■ Text excerpt:
Actually... we also set the timeout to MAX_JIFFY_OFFSET when FW_OPT_UEVENT is
not set. This happens *only* when the UMH was explicitly requested on the
async call, when the second argument to request_firmware_nowait() is false.
There are *only* two callers that do this in the kernel. If this is correct *and*
the assessment of the cast from long to int here is correct that should mean
these two callers in the kernel that have always requested the UMH firmware
*fallback* have *always* had a faulty UMH fallback return value...

The two drivers would be:

drivers/firmware/dell_rbu.c
drivers/leds/leds-lp55xx-common.c

Can the maintainers of these two drivers comment on the below..

■ Records for this exercise:
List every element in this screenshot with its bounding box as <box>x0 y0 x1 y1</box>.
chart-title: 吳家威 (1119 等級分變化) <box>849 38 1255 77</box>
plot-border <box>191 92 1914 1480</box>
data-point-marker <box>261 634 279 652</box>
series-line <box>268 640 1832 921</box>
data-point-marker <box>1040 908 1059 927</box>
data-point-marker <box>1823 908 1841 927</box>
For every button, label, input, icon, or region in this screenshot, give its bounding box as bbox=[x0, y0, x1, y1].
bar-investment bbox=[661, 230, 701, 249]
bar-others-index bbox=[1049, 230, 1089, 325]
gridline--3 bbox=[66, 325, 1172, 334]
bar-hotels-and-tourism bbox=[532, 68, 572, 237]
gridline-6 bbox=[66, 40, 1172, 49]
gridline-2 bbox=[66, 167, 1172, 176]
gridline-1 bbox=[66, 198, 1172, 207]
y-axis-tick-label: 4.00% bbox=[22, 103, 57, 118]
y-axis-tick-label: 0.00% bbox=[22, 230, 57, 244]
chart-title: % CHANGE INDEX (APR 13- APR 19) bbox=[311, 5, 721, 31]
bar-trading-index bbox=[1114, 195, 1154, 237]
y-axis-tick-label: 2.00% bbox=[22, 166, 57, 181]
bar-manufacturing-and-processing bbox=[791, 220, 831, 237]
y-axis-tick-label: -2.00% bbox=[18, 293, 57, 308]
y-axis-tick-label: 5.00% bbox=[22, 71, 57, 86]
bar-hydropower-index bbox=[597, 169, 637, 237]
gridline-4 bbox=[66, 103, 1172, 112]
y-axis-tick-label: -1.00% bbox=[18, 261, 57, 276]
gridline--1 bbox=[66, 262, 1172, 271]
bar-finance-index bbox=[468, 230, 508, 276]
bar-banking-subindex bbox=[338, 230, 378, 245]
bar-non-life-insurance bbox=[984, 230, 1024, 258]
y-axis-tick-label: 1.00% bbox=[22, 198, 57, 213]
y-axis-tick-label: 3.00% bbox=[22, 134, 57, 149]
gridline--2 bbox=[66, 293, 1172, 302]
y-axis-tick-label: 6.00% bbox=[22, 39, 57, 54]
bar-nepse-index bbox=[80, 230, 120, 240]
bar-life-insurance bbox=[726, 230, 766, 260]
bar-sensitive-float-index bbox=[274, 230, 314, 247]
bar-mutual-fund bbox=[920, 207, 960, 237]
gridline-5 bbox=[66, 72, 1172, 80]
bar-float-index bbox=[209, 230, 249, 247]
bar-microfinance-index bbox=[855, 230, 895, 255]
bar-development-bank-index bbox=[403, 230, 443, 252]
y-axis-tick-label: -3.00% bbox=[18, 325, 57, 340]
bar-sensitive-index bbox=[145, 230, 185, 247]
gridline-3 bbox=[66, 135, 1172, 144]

■ Exercises to complete:
1. Pull out each line of the records that contains the word "every".
2. Resume the message about the UMH firmware fallback timeout from the point where it stops.

■ Written responses:
1.
List every element in this screenshot with its bounding box as <box>x0 y0 x1 y1</box>.
For every button, label, input, icon, or region in this screenshot, give its bounding box as bbox=[x0, y0, x1, y1].

2.
If this really has been broken for ages and since we are trying to minimize
more use of the UMH I wonder if fixing it would set us back in compartamentalizing
the UMH further. This bug discover and the current situation with the UMH udev
helper (no longer in systemd) makes me inclined to just recommend for us seriously
to rip this out completely. Note that there are two uses for the explicit firmware
UMH fallback -- one where the uevent is set (Johannes presumably this is your use
case that you are interested in) and one where it is not set. You *can* request
firmware with the uevent set (second argument to request_firmware_nowait() is true,
but run in a kernel with CONFIG_FW_LOADER_USER_HELPER_FALLBACK set (not all distros).

Does Android enable CONFIG_FW_LOADER_USER_HELPER_FALLBACK ? Johannes were you relying
on CONFIG_FW_LOADER_USER_HELPER_FALLBACK and the uevent set for your use case you
had in mind ?

Has this really been broken for ages???! Note that the current test driver
never tested it...

  Luis

> Please amend your commit log with the above.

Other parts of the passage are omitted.